▸ Given exercise:
Find every line with the word "PHASE" and give their count, nothing else.

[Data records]

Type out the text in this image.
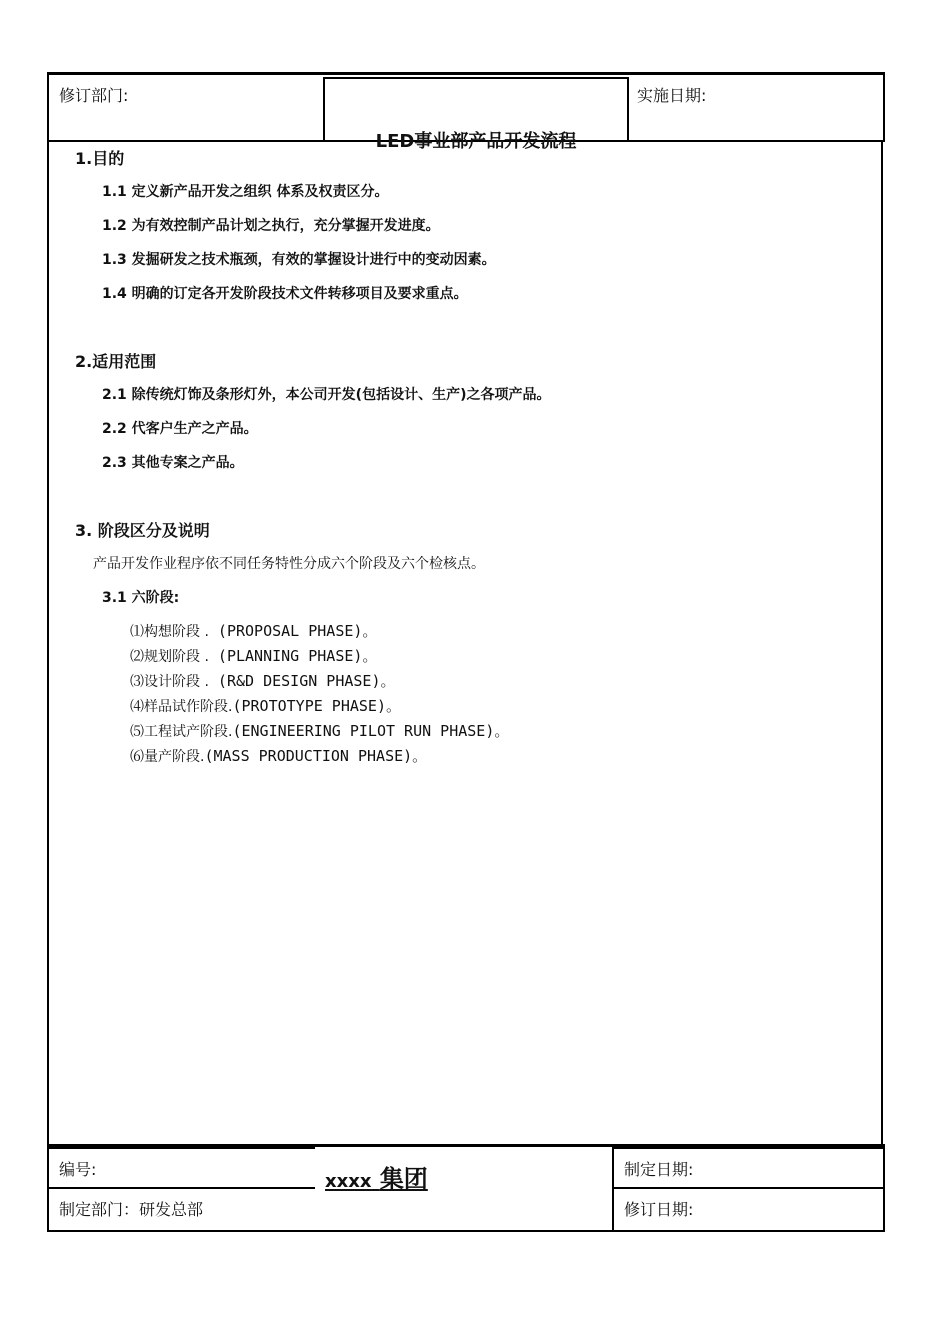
修订部门:	实施日期:
LED事业部产品开发流程
1.目的
1.1 定义新产品开发之组织 体系及权责区分。
1.2 为有效控制产品计划之执行，充分掌握开发进度。
1.3 发掘研发之技术瓶颈，有效的掌握设计进行中的变动因素。
1.4 明确的订定各开发阶段技术文件转移项目及要求重点。
2.适用范围
2.1 除传统灯饰及条形灯外，本公司开发(包括设计、生产)之各项产品。
2.2 代客户生产之产品。
2.3 其他专案之产品。
3. 阶段区分及说明
产品开发作业程序依不同任务特性分成六个阶段及六个检核点。
3.1 六阶段:
⑴构想阶段 . (PROPOSAL PHASE)。
⑵规划阶段 . (PLANNING PHASE)。
⑶设计阶段 . (R&D DESIGN PHASE)。
⑷样品试作阶段.(PROTOTYPE PHASE)。
⑸工程试产阶段.(ENGINEERING PILOT RUN PHASE)。
⑹量产阶段.(MASS PRODUCTION PHASE)。
编号:
制定部门：研发总部
xxxx 集团	制定日期:
修订日期:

▸ Written solution:
6